TEXT PASSAGE:
Message-Id: <871va2ctfd.fsf@quad.sysarch.com>

>>>>> "c" == ccc31807  <cartercc@gmail.com> writes:

  c> This worked a little better, but it wasn't perfect. I then tried this
  c> and got perfect formatting:
  c> #THIRD ATTEMPT
  c> {
  c>   local $/ = undef;
  c>   open MS, '<', $file;
  c>   $document = <MS>;
  c>   close MS;
  c> }

  c> All of the work I have done in the past has munged the lines one by
  c> one, as in the first example. Occasionally, I have had to use the
  c> second style (e.g., where the formatting of each line depends on the
  c> content of the preceding line.) I've never used the third style at
  c> all.

it isn't as common as it should be IMNSHO. in the old days reading files
line by line was almost required do to small memory machines. today,
megabyte files can be slurped without fear at all but line by line is
still taught as standard. it take time to change views.

  c> I liked the third way a lot. It seemed quick, easy, and worked
  c> perfectly. I was actually able to open the resulting document in
  c> Word, fancify it a little, and print a nice finished copy. However,
  c> I can't think of any actual uses of the third style in my day to
  c> day work.

parsing and text munging is much easier when the entire file is in
ram. there is no need to mix i/o with logic, the i/o is much faster, you
can send/receive whole documents to servers (which could format things
or whatever), etc. slurping whole files makes a lot of sense in many
areas.

  c> My question is this: Is the third attempt, slurping the entire
  c> document into memory and transforming the text by regexs, very common,
  c> or is it considered a last resort when nothing else would work?

it is not a last resort by any imagination today. and use File::Slurp
instead for both reading and writing the file. it is cleaner and faster
than the methods you used.

uri

-- 
Uri Guttman  ------  uri@stemsystems.com  --------  http://www.sysarch.com --
-----  Perl Code Review , Architecture, Development, Training, Support ------
---------  Gourmet Hot Cocoa Mix  ----  http://bestfriendscocoa.com ---------


------------------------------

Date: Fri, 13 Aug 2010 20:14:08 +0200
From: "Peter J. Holzer" <hjp-usenet2@hjp.at>
Subject: Re: Appropriate technique for altering a text file?

Items from a data source:
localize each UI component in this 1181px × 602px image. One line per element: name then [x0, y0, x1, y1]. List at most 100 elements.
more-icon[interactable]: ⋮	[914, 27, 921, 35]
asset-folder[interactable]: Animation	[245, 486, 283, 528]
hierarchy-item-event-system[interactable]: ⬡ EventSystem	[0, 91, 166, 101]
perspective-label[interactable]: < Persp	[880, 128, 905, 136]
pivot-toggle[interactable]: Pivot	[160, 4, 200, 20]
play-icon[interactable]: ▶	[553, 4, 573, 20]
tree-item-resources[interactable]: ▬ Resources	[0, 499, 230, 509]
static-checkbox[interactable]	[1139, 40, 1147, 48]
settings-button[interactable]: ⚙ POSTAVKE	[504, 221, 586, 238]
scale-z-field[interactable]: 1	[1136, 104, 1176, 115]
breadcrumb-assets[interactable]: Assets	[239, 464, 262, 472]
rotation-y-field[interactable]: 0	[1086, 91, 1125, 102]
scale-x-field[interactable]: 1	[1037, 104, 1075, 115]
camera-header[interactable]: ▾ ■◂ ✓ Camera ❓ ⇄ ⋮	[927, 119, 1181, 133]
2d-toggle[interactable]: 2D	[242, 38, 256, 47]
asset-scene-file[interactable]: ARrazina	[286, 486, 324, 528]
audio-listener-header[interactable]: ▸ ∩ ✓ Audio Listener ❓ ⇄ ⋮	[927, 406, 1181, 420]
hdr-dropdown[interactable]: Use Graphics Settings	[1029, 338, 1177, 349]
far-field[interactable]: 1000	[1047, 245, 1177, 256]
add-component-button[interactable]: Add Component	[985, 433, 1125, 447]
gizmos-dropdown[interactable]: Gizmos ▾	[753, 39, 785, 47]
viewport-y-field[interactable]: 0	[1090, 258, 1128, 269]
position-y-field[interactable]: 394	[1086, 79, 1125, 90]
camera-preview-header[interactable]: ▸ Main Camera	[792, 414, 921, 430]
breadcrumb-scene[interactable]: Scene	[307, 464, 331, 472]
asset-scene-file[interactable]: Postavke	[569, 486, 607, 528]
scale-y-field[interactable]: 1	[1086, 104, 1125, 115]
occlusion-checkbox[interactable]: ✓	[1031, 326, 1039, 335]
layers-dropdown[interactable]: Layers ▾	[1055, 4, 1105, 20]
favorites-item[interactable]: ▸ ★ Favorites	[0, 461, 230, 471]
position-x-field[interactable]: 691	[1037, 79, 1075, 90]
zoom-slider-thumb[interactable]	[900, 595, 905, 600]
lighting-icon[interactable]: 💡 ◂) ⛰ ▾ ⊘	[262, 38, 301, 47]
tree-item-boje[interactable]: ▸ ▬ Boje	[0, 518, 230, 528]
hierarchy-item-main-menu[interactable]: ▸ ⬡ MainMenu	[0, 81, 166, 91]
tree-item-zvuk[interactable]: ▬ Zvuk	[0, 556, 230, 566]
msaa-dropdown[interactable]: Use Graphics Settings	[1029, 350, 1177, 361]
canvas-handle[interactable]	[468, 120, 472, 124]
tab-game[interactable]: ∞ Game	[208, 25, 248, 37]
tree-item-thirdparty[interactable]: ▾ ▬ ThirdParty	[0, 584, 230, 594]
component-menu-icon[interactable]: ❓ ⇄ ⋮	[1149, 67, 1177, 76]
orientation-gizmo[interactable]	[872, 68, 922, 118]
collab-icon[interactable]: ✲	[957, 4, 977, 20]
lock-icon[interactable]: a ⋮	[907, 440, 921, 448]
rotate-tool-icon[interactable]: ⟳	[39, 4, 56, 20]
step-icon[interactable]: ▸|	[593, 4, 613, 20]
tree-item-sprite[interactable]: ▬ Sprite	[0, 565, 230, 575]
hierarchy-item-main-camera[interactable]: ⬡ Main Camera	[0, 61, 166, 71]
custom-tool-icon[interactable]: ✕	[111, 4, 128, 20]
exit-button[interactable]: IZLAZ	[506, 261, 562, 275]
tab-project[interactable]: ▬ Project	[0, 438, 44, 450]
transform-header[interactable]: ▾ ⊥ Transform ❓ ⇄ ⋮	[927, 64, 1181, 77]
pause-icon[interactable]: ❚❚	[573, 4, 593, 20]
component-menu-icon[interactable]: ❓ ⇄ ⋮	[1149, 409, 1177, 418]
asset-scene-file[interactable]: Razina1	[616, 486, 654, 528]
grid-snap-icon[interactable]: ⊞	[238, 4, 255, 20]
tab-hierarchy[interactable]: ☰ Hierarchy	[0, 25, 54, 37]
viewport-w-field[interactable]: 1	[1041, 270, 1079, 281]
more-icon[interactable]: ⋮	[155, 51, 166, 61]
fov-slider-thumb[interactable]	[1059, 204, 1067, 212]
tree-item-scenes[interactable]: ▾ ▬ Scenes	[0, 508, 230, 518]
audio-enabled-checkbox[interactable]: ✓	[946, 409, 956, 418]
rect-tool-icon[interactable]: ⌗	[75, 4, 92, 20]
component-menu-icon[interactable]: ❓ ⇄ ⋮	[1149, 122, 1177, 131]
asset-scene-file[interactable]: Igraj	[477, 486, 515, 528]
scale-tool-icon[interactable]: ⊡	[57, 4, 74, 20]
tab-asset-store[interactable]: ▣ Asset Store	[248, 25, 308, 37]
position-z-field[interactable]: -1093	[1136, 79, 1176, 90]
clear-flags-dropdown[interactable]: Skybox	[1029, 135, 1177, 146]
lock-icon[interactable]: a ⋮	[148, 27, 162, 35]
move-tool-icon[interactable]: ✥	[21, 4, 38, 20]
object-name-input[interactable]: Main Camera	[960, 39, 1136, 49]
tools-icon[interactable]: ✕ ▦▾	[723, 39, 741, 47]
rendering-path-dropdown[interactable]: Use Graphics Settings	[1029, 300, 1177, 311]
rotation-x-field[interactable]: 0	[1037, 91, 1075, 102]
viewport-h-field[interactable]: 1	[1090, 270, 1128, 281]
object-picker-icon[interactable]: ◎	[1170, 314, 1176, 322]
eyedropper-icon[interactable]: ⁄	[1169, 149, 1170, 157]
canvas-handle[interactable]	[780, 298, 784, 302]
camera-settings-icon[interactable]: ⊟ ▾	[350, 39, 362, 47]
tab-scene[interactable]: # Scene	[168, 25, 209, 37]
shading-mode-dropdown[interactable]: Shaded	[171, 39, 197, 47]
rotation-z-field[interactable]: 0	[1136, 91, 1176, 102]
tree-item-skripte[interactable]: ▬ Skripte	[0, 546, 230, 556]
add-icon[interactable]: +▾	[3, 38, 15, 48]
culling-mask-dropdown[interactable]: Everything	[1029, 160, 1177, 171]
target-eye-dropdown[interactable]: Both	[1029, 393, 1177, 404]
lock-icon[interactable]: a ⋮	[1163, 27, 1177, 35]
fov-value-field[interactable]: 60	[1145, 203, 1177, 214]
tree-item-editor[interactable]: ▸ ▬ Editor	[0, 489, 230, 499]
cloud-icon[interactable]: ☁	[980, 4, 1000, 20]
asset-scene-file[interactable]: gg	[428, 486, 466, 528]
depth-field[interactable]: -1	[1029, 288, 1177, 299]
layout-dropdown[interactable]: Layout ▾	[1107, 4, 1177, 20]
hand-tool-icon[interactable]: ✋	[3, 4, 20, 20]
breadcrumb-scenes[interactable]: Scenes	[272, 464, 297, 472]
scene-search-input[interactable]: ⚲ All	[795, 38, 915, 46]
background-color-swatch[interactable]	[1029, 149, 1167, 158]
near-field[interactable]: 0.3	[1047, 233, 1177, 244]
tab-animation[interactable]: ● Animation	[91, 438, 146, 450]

ACTIONS TO TAKE:
- 1) In the message on slurping files, put this sentence into Spanish: "today, megabyte files can be slurped without fear at all but line by line is still taught as standard."
- 2) Turn the paragraph of the message on slurping files that begins "parsing and text munging is much easier" into a short bulleted list that keeps its main points.
- 3) From the message on slurping files, write out everything from "it isn't as" down to "to change views.".

PROBLEM SOLUTIONS:
- 1) Hoy en día, los archivos de megabytes se pueden cargar enteros en memoria sin ningún temor, pero la lectura línea por línea se sigue enseñando como lo estándar.

- 2)
- Parsing and text munging are much easier when the entire file is in RAM.
- I/O doesn't have to be mixed with logic.
- The I/O is much faster.
- Whole documents can be sent to or received from servers, which could format them.
- Slurping whole files makes sense in many areas.

- 3)
it isn't as common as it should be IMNSHO. in the old days reading files
line by line was almost required do to small memory machines. today,
megabyte files can be slurped without fear at all but line by line is
still taught as standard. it take time to change views.